» **Given task**
Every entry needs to be reproduced exactly.

-*-*-

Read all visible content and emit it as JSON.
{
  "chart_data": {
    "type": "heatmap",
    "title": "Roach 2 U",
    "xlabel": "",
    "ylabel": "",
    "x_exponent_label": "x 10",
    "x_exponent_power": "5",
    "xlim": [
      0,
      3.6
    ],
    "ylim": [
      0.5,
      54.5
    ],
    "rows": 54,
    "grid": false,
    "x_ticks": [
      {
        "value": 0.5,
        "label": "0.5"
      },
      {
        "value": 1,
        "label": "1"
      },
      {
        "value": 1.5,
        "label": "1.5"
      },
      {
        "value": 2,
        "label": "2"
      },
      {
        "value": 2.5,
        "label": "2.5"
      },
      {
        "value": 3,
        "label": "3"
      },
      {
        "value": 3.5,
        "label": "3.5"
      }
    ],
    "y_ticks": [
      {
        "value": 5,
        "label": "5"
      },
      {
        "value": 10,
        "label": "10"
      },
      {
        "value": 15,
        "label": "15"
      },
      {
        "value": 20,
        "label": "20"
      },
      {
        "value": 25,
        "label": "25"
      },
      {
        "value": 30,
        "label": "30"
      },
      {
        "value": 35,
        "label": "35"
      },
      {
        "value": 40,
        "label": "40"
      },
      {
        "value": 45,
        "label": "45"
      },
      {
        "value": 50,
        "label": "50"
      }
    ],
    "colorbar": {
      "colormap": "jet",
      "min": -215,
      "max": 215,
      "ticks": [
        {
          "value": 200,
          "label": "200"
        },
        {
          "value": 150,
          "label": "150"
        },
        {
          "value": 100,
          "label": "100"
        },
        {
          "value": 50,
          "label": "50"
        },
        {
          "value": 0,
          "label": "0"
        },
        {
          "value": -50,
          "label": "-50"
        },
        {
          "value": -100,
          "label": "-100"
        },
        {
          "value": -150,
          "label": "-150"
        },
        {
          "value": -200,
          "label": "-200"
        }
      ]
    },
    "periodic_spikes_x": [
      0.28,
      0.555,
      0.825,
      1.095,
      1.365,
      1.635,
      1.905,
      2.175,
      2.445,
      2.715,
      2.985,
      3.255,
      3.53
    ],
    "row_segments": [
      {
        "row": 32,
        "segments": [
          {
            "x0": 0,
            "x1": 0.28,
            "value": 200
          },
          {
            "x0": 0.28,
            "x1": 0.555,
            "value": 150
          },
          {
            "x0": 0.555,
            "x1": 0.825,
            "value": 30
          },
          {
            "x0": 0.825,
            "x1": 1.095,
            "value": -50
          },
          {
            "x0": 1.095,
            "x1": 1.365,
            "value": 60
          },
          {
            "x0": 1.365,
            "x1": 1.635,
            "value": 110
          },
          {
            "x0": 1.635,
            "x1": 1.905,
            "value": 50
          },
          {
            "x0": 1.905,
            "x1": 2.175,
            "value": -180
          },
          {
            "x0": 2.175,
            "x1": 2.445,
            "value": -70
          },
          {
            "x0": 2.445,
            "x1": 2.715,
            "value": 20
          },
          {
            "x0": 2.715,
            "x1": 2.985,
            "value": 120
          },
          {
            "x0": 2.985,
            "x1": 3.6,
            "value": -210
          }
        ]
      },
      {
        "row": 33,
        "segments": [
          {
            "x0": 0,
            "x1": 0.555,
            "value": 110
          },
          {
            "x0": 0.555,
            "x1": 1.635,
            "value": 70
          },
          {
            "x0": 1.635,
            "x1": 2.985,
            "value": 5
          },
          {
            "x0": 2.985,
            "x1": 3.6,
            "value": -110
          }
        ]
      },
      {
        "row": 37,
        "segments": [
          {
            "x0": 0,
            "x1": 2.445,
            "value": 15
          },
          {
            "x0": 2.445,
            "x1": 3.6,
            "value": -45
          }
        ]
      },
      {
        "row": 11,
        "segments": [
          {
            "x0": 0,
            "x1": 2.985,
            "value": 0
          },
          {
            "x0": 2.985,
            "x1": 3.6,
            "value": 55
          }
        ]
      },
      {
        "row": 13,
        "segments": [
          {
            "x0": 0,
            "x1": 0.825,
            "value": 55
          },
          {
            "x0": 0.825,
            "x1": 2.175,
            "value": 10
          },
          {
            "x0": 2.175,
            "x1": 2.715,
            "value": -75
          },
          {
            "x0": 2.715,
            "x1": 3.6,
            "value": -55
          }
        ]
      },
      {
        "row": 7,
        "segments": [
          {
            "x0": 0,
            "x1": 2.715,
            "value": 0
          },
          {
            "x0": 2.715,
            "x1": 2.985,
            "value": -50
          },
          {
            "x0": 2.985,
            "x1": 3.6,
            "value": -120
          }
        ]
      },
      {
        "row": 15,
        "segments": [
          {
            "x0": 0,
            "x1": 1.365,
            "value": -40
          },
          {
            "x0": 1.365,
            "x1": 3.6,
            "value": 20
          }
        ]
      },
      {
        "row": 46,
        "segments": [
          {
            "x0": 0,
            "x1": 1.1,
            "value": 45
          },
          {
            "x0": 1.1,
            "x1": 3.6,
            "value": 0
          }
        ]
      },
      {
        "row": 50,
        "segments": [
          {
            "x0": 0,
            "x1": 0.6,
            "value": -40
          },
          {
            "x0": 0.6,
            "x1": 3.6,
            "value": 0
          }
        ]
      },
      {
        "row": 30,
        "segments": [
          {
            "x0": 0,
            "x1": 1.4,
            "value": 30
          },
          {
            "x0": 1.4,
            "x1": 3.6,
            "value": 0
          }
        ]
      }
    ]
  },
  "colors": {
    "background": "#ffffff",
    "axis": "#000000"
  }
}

-*-*-

» **Response to the task**
Read all visible content and emit it as JSON.
{
  "chart_data": {
    "type": "heatmap",
    "title": "Roach 2 U",
    "xlabel": "",
    "ylabel": "",
    "x_exponent_label": "x 10",
    "x_exponent_power": "5",
    "xlim": [
      0,
      3.6
    ],
    "ylim": [
      0.5,
      54.5
    ],
    "rows": 54,
    "grid": false,
    "x_ticks": [
      {
        "value": 0.5,
        "label": "0.5"
      },
      {
        "value": 1,
        "label": "1"
      },
      {
        "value": 1.5,
        "label": "1.5"
      },
      {
        "value": 2,
        "label": "2"
      },
      {
        "value": 2.5,
        "label": "2.5"
      },
      {
        "value": 3,
        "label": "3"
      },
      {
        "value": 3.5,
        "label": "3.5"
      }
    ],
    "y_ticks": [
      {
        "value": 5,
        "label": "5"
      },
      {
        "value": 10,
        "label": "10"
      },
      {
        "value": 15,
        "label": "15"
      },
      {
        "value": 20,
        "label": "20"
      },
      {
        "value": 25,
        "label": "25"
      },
      {
        "value": 30,
        "label": "30"
      },
      {
        "value": 35,
        "label": "35"
      },
      {
        "value": 40,
        "label": "40"
      },
      {
        "value": 45,
        "label": "45"
      },
      {
        "value": 50,
        "label": "50"
      }
    ],
    "colorbar": {
      "colormap": "jet",
      "min": -215,
      "max": 215,
      "ticks": [
        {
          "value": 200,
          "label": "200"
        },
        {
          "value": 150,
          "label": "150"
        },
        {
          "value": 100,
          "label": "100"
        },
        {
          "value": 50,
          "label": "50"
        },
        {
          "value": 0,
          "label": "0"
        },
        {
          "value": -50,
          "label": "-50"
        },
        {
          "value": -100,
          "label": "-100"
        },
        {
          "value": -150,
          "label": "-150"
        },
        {
          "value": -200,
          "label": "-200"
        }
      ]
    },
    "periodic_spikes_x": [
      0.28,
      0.555,
      0.825,
      1.095,
      1.365,
      1.635,
      1.905,
      2.175,
      2.445,
      2.715,
      2.985,
      3.255,
      3.53
    ],
    "row_segments": [
      {
        "row": 32,
        "segments": [
          {
            "x0": 0,
            "x1": 0.28,
            "value": 200
          },
          {
            "x0": 0.28,
            "x1": 0.555,
            "value": 150
          },
          {
            "x0": 0.555,
            "x1": 0.825,
            "value": 30
          },
          {
            "x0": 0.825,
            "x1": 1.095,
            "value": -50
          },
          {
            "x0": 1.095,
            "x1": 1.365,
            "value": 60
          },
          {
            "x0": 1.365,
            "x1": 1.635,
            "value": 110
          },
          {
            "x0": 1.635,
            "x1": 1.905,
            "value": 50
          },
          {
            "x0": 1.905,
            "x1": 2.175,
            "value": -180
          },
          {
            "x0": 2.175,
            "x1": 2.445,
            "value": -70
          },
          {
            "x0": 2.445,
            "x1": 2.715,
            "value": 20
          },
          {
            "x0": 2.715,
            "x1": 2.985,
            "value": 120
          },
          {
            "x0": 2.985,
            "x1": 3.6,
            "value": -210
          }
        ]
      },
      {
        "row": 33,
        "segments": [
          {
            "x0": 0,
            "x1": 0.555,
            "value": 110
          },
          {
            "x0": 0.555,
            "x1": 1.635,
            "value": 70
          },
          {
            "x0": 1.635,
            "x1": 2.985,
            "value": 5
          },
          {
            "x0": 2.985,
            "x1": 3.6,
            "value": -110
          }
        ]
      },
      {
        "row": 37,
        "segments": [
          {
            "x0": 0,
            "x1": 2.445,
            "value": 15
          },
          {
            "x0": 2.445,
            "x1": 3.6,
            "value": -45
          }
        ]
      },
      {
        "row": 11,
        "segments": [
          {
            "x0": 0,
            "x1": 2.985,
            "value": 0
          },
          {
            "x0": 2.985,
            "x1": 3.6,
            "value": 55
          }
        ]
      },
      {
        "row": 13,
        "segments": [
          {
            "x0": 0,
            "x1": 0.825,
            "value": 55
          },
          {
            "x0": 0.825,
            "x1": 2.175,
            "value": 10
          },
          {
            "x0": 2.175,
            "x1": 2.715,
            "value": -75
          },
          {
            "x0": 2.715,
            "x1": 3.6,
            "value": -55
          }
        ]
      },
      {
        "row": 7,
        "segments": [
          {
            "x0": 0,
            "x1": 2.715,
            "value": 0
          },
          {
            "x0": 2.715,
            "x1": 2.985,
            "value": -50
          },
          {
            "x0": 2.985,
            "x1": 3.6,
            "value": -120
          }
        ]
      },
      {
        "row": 15,
        "segments": [
          {
            "x0": 0,
            "x1": 1.365,
            "value": -40
          },
          {
            "x0": 1.365,
            "x1": 3.6,
            "value": 20
          }
        ]
      },
      {
        "row": 46,
        "segments": [
          {
            "x0": 0,
            "x1": 1.1,
            "value": 45
          },
          {
            "x0": 1.1,
            "x1": 3.6,
            "value": 0
          }
        ]
      },
      {
        "row": 50,
        "segments": [
          {
            "x0": 0,
            "x1": 0.6,
            "value": -40
          },
          {
            "x0": 0.6,
            "x1": 3.6,
            "value": 0
          }
        ]
      },
      {
        "row": 30,
        "segments": [
          {
            "x0": 0,
            "x1": 1.4,
            "value": 30
          },
          {
            "x0": 1.4,
            "x1": 3.6,
            "value": 0
          }
        ]
      }
    ]
  },
  "colors": {
    "background": "#ffffff",
    "axis": "#000000"
  }
}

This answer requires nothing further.